**STORED DATA**
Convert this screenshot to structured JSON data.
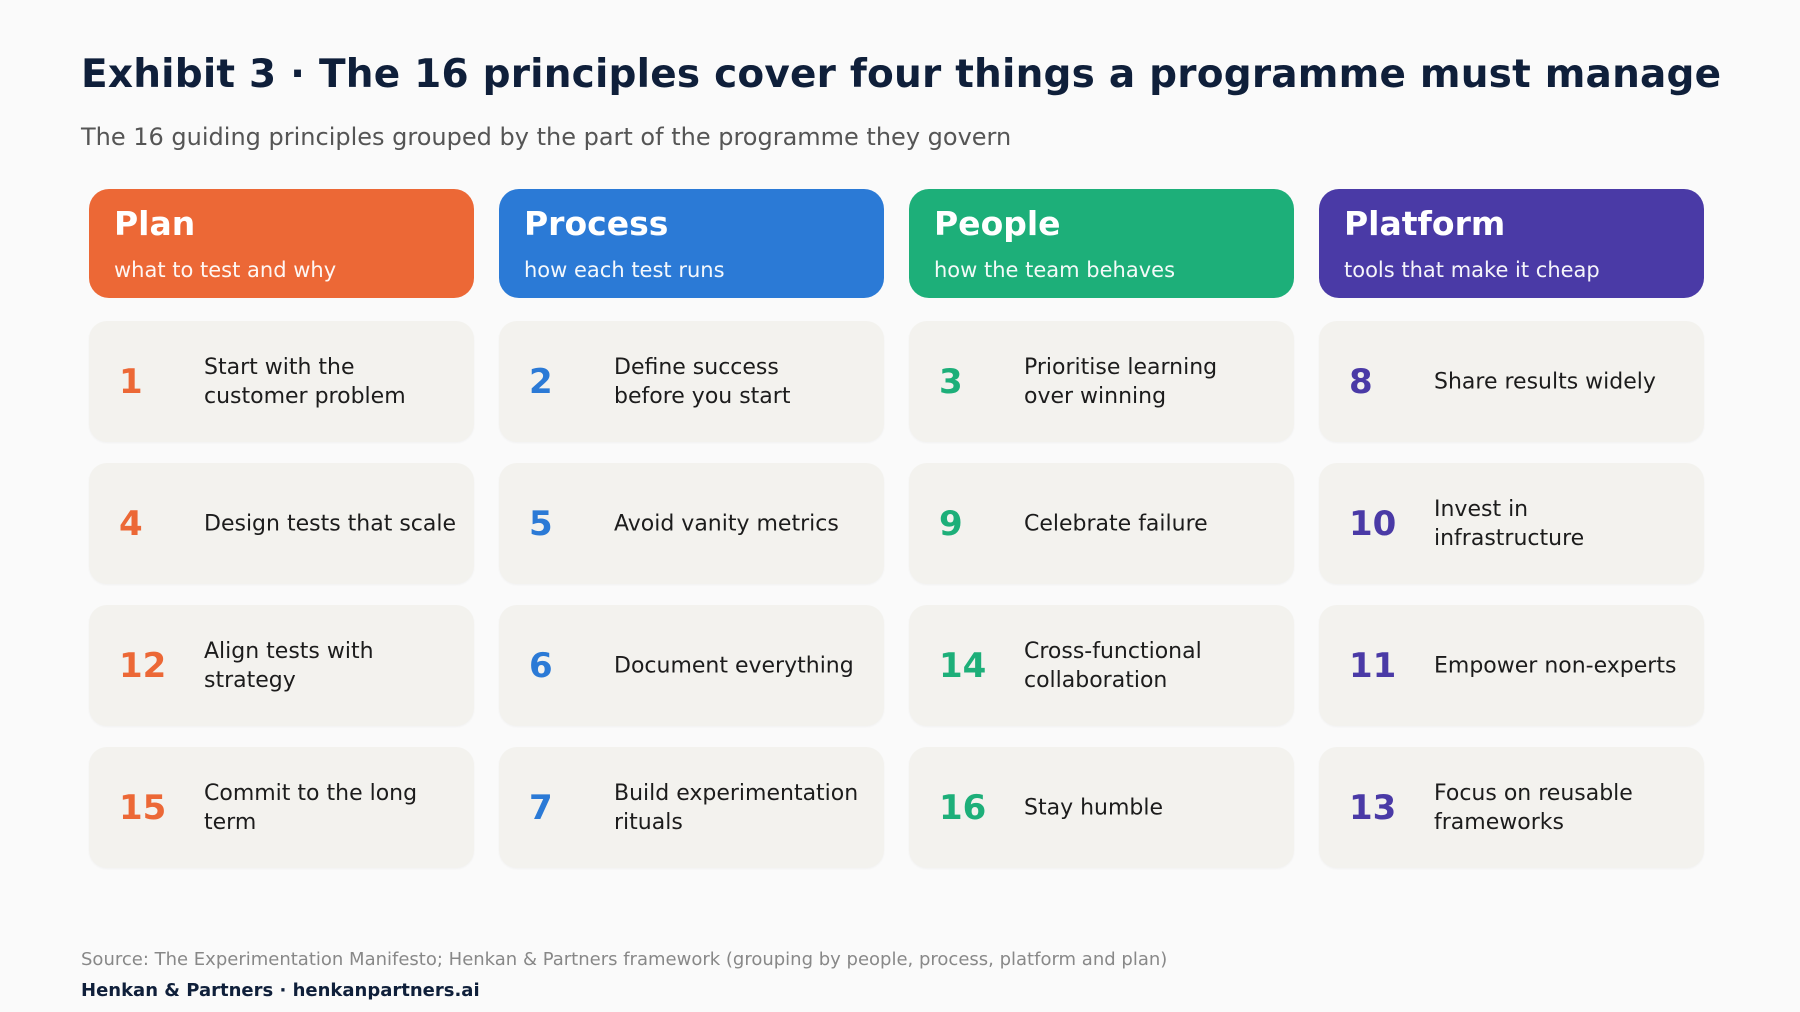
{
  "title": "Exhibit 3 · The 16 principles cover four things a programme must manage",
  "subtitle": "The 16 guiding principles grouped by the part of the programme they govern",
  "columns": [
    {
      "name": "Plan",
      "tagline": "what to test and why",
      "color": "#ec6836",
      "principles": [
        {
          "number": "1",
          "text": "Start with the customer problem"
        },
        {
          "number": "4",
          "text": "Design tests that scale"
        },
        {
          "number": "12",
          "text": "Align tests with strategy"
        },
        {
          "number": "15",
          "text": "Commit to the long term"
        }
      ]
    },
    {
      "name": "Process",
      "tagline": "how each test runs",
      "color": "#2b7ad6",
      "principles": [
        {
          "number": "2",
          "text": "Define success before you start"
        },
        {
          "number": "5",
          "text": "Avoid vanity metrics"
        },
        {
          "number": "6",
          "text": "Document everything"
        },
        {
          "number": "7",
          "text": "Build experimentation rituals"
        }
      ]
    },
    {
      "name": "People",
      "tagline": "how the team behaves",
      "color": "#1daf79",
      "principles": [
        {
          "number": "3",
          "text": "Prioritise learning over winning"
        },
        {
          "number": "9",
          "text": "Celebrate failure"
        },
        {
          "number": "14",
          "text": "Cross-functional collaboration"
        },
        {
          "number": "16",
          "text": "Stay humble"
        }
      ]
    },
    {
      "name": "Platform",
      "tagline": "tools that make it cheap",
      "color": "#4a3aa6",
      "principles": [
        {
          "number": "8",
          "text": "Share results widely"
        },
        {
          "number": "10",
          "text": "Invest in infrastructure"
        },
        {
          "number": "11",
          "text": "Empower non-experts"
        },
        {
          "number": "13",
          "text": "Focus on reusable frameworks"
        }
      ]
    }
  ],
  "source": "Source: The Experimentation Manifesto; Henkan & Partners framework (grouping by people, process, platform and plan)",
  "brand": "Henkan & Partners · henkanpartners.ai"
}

**SHORT EXERCISE**
Write out the data precisely as given, excluding the pictures.

**WRITTEN RESPONSE**
Convert this screenshot to structured JSON data.
{
  "title": "Exhibit 3 · The 16 principles cover four things a programme must manage",
  "subtitle": "The 16 guiding principles grouped by the part of the programme they govern",
  "columns": [
    {
      "name": "Plan",
      "tagline": "what to test and why",
      "color": "#ec6836",
      "principles": [
        {
          "number": "1",
          "text": "Start with the customer problem"
        },
        {
          "number": "4",
          "text": "Design tests that scale"
        },
        {
          "number": "12",
          "text": "Align tests with strategy"
        },
        {
          "number": "15",
          "text": "Commit to the long term"
        }
      ]
    },
    {
      "name": "Process",
      "tagline": "how each test runs",
      "color": "#2b7ad6",
      "principles": [
        {
          "number": "2",
          "text": "Define success before you start"
        },
        {
          "number": "5",
          "text": "Avoid vanity metrics"
        },
        {
          "number": "6",
          "text": "Document everything"
        },
        {
          "number": "7",
          "text": "Build experimentation rituals"
        }
      ]
    },
    {
      "name": "People",
      "tagline": "how the team behaves",
      "color": "#1daf79",
      "principles": [
        {
          "number": "3",
          "text": "Prioritise learning over winning"
        },
        {
          "number": "9",
          "text": "Celebrate failure"
        },
        {
          "number": "14",
          "text": "Cross-functional collaboration"
        },
        {
          "number": "16",
          "text": "Stay humble"
        }
      ]
    },
    {
      "name": "Platform",
      "tagline": "tools that make it cheap",
      "color": "#4a3aa6",
      "principles": [
        {
          "number": "8",
          "text": "Share results widely"
        },
        {
          "number": "10",
          "text": "Invest in infrastructure"
        },
        {
          "number": "11",
          "text": "Empower non-experts"
        },
        {
          "number": "13",
          "text": "Focus on reusable frameworks"
        }
      ]
    }
  ],
  "source": "Source: The Experimentation Manifesto; Henkan & Partners framework (grouping by people, process, platform and plan)",
  "brand": "Henkan & Partners · henkanpartners.ai"
}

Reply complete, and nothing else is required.